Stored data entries
[start]

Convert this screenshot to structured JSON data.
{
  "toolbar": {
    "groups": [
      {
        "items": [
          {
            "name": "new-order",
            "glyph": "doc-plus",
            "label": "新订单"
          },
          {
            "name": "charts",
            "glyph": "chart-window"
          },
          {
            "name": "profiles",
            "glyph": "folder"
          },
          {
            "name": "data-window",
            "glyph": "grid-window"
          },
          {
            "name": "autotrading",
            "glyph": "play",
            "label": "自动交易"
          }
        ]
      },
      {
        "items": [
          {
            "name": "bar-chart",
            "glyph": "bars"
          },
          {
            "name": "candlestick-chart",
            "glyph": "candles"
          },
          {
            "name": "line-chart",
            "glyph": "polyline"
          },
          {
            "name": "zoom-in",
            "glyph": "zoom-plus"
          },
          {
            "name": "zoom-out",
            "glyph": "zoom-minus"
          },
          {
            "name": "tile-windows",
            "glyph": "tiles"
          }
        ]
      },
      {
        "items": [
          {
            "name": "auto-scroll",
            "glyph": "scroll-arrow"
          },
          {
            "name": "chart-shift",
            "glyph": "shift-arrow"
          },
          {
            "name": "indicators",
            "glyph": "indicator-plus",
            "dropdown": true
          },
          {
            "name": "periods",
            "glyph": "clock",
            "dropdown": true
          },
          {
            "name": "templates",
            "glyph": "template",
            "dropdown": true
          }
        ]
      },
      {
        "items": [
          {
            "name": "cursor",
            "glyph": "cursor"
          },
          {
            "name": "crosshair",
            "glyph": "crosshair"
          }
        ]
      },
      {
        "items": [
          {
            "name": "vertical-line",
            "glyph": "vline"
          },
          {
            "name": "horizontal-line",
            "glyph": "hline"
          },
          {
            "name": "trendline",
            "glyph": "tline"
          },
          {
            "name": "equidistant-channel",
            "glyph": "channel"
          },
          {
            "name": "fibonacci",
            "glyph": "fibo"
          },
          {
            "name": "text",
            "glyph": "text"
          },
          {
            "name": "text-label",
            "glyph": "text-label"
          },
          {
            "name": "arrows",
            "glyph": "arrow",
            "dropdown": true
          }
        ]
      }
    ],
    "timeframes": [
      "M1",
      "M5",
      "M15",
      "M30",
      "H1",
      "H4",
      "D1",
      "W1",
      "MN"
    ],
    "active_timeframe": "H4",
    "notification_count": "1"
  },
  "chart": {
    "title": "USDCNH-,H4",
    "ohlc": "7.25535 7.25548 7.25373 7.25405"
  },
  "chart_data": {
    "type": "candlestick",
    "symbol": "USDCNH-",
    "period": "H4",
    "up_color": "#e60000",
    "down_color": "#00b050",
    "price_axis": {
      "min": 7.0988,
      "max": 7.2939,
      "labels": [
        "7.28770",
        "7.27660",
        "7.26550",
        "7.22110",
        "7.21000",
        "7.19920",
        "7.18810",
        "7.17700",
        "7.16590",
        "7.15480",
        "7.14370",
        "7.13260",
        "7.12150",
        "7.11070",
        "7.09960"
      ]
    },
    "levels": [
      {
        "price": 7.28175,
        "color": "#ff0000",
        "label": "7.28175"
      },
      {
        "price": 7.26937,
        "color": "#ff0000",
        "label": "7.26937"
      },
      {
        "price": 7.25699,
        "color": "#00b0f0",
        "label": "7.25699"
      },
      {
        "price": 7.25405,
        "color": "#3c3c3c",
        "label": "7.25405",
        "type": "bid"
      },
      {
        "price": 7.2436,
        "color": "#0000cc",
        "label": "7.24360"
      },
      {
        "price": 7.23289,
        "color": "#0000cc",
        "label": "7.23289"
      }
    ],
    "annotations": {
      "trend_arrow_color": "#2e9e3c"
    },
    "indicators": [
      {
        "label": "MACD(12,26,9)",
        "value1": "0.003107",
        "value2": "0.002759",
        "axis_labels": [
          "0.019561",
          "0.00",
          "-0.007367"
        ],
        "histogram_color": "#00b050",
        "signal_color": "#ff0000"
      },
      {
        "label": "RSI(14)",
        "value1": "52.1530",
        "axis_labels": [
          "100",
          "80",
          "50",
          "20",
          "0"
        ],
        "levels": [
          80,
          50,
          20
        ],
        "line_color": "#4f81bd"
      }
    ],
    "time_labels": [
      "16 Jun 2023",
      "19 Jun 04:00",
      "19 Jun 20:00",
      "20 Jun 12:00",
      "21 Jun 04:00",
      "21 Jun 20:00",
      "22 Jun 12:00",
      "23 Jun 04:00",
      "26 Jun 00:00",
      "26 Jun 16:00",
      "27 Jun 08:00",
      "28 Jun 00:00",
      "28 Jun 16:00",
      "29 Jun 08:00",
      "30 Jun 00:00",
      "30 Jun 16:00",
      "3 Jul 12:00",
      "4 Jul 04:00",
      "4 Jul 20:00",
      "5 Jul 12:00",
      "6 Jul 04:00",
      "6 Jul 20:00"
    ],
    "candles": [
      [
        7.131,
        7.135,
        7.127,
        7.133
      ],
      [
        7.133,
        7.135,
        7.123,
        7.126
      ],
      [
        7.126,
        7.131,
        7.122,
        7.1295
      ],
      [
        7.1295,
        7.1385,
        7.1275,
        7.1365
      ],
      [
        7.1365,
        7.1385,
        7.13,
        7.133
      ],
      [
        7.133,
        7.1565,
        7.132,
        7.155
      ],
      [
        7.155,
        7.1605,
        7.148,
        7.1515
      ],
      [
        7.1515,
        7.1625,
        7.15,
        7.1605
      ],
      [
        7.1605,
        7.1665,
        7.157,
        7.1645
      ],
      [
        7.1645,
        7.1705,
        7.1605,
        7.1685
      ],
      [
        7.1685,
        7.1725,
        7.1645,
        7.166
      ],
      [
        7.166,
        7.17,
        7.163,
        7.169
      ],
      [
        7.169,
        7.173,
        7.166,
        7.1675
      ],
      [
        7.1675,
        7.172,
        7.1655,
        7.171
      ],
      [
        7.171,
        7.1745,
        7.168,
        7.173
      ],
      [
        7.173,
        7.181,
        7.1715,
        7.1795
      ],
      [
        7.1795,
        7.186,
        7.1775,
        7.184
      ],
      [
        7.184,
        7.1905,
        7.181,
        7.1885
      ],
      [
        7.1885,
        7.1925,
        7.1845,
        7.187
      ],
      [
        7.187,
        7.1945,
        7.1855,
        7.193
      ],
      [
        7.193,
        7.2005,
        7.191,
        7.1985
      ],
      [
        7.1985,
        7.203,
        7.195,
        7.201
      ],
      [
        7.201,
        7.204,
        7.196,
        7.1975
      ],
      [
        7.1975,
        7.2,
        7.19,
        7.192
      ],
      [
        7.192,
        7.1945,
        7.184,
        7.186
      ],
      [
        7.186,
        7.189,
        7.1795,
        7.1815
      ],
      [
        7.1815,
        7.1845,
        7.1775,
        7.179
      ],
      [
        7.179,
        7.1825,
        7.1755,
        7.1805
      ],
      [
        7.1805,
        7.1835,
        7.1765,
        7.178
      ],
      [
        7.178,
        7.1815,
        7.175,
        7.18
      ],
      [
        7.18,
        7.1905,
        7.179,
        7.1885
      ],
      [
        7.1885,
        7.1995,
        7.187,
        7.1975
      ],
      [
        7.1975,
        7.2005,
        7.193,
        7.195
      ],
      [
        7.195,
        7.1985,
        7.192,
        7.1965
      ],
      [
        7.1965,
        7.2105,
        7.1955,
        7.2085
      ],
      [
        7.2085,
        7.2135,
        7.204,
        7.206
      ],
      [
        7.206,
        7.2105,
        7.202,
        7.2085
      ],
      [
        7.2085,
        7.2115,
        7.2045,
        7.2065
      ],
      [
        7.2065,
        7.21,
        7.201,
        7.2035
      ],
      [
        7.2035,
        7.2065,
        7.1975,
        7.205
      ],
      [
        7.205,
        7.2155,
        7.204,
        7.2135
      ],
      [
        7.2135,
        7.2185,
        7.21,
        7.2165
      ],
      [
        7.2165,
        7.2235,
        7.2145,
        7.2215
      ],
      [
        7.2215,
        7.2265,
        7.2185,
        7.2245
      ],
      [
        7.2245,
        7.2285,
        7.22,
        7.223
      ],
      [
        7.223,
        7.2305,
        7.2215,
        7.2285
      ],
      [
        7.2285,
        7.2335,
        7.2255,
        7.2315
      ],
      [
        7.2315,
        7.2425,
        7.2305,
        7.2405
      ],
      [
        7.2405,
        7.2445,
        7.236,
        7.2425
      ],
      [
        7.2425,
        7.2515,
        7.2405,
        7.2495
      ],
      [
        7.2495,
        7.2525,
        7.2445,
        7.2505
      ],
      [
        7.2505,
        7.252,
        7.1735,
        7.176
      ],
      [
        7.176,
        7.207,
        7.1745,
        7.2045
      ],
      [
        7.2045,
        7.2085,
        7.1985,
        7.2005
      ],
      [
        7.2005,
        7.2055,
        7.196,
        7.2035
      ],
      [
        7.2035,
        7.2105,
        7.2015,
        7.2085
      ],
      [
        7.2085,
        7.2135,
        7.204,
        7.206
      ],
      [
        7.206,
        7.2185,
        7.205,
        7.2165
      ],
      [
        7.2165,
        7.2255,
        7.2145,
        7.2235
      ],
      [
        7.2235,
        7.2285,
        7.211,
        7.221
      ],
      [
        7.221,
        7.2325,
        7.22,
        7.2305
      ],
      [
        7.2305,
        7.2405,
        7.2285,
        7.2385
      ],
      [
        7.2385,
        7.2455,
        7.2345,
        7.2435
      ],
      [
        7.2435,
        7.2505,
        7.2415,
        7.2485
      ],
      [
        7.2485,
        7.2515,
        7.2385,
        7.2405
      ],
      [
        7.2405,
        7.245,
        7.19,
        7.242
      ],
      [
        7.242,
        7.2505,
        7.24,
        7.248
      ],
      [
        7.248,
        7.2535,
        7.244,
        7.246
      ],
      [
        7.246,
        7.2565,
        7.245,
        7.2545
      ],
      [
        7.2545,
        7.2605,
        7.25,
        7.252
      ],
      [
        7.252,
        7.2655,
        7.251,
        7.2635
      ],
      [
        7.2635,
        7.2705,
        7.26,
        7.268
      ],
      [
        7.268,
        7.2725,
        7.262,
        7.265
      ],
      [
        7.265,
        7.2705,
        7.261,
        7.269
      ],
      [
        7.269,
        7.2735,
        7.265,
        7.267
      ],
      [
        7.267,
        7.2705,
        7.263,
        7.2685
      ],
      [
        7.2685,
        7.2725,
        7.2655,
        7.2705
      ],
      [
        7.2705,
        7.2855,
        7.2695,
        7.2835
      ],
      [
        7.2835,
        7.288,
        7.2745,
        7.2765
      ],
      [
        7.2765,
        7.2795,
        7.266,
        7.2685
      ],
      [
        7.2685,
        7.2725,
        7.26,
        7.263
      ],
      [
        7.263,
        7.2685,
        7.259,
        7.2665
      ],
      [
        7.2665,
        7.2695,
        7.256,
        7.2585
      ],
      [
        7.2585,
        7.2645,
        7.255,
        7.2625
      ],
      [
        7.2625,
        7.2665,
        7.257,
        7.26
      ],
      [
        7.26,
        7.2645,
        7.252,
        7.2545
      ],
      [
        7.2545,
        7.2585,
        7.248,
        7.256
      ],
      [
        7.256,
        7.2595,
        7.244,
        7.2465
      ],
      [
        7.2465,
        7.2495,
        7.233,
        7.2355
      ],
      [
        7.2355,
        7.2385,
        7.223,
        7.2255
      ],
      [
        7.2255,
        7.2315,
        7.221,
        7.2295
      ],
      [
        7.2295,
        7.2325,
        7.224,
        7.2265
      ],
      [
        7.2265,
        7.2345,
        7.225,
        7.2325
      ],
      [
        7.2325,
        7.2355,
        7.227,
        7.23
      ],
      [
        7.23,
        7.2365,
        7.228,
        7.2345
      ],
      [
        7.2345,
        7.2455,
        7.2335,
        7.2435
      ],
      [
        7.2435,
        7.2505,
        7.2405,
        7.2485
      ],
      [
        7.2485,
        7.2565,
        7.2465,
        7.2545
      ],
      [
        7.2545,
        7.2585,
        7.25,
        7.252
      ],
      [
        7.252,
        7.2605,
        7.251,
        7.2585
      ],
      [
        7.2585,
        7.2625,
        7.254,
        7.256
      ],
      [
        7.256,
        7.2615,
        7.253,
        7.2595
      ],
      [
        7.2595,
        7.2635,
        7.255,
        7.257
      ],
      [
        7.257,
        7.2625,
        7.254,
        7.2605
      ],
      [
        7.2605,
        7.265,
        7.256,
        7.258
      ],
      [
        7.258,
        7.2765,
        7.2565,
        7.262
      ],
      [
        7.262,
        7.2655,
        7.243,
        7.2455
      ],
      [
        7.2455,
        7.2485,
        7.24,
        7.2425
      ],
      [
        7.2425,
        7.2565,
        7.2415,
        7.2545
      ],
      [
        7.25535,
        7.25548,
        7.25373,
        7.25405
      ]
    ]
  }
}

[end]

| Required task |
Report the number of lines above that contain the word "text", and only that number.

| Exercise output |
4